_Task requirements_.
Print every record below exactly as written.

**** Records

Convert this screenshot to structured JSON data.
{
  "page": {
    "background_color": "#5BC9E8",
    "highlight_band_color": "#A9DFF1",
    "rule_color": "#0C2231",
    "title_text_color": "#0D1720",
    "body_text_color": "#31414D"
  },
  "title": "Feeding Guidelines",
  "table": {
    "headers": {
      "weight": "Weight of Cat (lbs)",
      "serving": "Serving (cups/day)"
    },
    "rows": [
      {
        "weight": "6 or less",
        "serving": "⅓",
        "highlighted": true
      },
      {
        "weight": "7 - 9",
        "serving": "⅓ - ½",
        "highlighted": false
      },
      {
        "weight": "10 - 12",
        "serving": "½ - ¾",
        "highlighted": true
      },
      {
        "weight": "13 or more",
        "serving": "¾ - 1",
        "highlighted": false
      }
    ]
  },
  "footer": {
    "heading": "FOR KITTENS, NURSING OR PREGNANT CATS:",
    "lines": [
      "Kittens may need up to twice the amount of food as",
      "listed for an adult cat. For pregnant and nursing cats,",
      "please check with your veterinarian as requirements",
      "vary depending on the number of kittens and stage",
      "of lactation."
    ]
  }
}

********

_Answer for the task_.
Convert this screenshot to structured JSON data.
{
  "page": {
    "background_color": "#5BC9E8",
    "highlight_band_color": "#A9DFF1",
    "rule_color": "#0C2231",
    "title_text_color": "#0D1720",
    "body_text_color": "#31414D"
  },
  "title": "Feeding Guidelines",
  "table": {
    "headers": {
      "weight": "Weight of Cat (lbs)",
      "serving": "Serving (cups/day)"
    },
    "rows": [
      {
        "weight": "6 or less",
        "serving": "⅓",
        "highlighted": true
      },
      {
        "weight": "7 - 9",
        "serving": "⅓ - ½",
        "highlighted": false
      },
      {
        "weight": "10 - 12",
        "serving": "½ - ¾",
        "highlighted": true
      },
      {
        "weight": "13 or more",
        "serving": "¾ - 1",
        "highlighted": false
      }
    ]
  },
  "footer": {
    "heading": "FOR KITTENS, NURSING OR PREGNANT CATS:",
    "lines": [
      "Kittens may need up to twice the amount of food as",
      "listed for an adult cat. For pregnant and nursing cats,",
      "please check with your veterinarian as requirements",
      "vary depending on the number of kittens and stage",
      "of lactation."
    ]
  }
}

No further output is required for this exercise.